───── RECORDS PROVIDED ─────

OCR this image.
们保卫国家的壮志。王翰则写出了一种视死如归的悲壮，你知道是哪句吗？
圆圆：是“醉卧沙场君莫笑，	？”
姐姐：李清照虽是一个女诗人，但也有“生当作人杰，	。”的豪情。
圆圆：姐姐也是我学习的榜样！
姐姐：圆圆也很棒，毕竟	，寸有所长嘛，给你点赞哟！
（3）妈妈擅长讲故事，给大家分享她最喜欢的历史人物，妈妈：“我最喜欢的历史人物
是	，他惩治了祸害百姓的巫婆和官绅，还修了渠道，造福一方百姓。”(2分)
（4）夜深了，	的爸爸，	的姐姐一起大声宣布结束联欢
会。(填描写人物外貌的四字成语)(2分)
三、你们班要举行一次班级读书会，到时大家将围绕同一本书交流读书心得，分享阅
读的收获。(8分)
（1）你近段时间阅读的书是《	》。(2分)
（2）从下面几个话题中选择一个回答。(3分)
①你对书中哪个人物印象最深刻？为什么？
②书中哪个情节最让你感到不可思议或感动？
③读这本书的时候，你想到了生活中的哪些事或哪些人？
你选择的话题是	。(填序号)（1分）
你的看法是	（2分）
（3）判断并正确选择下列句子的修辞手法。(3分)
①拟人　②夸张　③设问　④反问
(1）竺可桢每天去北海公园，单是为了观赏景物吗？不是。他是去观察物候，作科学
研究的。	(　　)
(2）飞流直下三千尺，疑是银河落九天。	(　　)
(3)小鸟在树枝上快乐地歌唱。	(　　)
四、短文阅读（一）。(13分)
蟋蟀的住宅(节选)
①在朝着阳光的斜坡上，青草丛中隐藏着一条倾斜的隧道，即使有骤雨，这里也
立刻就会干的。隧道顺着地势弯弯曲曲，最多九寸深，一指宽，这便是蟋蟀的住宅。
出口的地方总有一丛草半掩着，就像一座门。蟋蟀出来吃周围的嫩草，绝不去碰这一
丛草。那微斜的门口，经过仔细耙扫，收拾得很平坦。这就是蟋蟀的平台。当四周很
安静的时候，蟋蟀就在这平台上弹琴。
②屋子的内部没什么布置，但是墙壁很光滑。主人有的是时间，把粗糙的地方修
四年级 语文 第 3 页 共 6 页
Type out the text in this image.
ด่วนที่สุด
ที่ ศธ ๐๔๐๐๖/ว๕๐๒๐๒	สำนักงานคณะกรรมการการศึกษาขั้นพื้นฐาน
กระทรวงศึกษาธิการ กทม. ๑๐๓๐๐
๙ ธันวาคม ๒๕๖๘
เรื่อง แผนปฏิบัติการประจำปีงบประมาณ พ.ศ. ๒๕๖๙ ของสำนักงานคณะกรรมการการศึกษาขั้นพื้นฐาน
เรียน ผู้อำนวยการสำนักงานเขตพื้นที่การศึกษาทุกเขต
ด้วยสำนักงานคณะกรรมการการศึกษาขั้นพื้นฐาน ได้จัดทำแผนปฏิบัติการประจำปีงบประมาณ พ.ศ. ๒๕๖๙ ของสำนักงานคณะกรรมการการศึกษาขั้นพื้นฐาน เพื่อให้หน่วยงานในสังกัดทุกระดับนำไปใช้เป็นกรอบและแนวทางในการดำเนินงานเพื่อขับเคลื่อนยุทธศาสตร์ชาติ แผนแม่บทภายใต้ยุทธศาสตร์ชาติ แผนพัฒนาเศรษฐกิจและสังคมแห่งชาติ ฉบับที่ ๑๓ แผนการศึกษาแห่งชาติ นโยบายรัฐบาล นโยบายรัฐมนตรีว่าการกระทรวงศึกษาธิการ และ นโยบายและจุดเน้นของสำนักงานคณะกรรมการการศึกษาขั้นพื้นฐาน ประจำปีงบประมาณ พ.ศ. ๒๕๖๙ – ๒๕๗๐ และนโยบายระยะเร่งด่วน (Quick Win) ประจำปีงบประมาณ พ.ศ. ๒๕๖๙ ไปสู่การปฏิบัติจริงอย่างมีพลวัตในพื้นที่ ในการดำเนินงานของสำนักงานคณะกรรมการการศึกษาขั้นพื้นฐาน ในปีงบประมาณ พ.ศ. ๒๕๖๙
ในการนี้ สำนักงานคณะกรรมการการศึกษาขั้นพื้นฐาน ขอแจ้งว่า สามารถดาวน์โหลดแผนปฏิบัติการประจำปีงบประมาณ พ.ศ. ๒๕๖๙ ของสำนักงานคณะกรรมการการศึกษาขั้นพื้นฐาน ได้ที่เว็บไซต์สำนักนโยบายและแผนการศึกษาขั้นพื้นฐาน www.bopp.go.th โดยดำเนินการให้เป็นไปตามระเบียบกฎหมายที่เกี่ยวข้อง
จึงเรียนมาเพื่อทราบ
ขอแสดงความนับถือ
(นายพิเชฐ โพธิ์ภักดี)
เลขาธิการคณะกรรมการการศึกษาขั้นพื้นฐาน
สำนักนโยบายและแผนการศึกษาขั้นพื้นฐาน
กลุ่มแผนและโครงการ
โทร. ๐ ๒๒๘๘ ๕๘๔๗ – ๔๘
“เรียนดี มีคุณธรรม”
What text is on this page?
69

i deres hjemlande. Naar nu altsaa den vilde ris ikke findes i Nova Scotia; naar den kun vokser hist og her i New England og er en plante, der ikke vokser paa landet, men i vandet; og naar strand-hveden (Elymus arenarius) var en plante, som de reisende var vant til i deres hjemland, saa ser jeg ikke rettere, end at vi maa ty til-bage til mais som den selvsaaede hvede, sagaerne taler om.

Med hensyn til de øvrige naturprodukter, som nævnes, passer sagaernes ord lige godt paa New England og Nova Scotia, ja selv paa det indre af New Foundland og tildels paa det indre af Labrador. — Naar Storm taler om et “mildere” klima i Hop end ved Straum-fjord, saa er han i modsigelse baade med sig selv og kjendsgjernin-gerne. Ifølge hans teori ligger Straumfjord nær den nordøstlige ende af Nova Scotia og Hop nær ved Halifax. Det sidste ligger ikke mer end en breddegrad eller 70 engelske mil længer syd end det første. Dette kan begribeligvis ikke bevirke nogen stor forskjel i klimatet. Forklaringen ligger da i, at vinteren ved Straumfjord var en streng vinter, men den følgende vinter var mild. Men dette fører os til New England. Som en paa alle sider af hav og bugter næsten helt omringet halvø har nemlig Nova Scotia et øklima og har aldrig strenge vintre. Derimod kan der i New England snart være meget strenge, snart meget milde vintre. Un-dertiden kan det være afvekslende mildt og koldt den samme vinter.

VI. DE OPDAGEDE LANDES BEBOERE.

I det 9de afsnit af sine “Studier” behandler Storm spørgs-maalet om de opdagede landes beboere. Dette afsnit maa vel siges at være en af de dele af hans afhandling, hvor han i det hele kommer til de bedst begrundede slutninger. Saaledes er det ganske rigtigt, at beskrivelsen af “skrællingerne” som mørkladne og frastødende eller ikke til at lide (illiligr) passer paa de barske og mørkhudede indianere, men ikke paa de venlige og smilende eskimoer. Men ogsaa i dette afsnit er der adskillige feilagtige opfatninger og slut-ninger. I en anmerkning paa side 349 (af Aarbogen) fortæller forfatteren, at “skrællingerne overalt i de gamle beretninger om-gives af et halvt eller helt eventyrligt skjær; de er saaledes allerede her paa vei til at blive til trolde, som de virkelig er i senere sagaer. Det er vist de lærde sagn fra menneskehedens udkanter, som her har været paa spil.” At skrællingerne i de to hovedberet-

─────

_SHORT PROBLEM:_ Within the data above, pick out all lines holding the word "text".

_ANSWER FOR THE TASK:_
Type out the text in this image.
What text is on this page?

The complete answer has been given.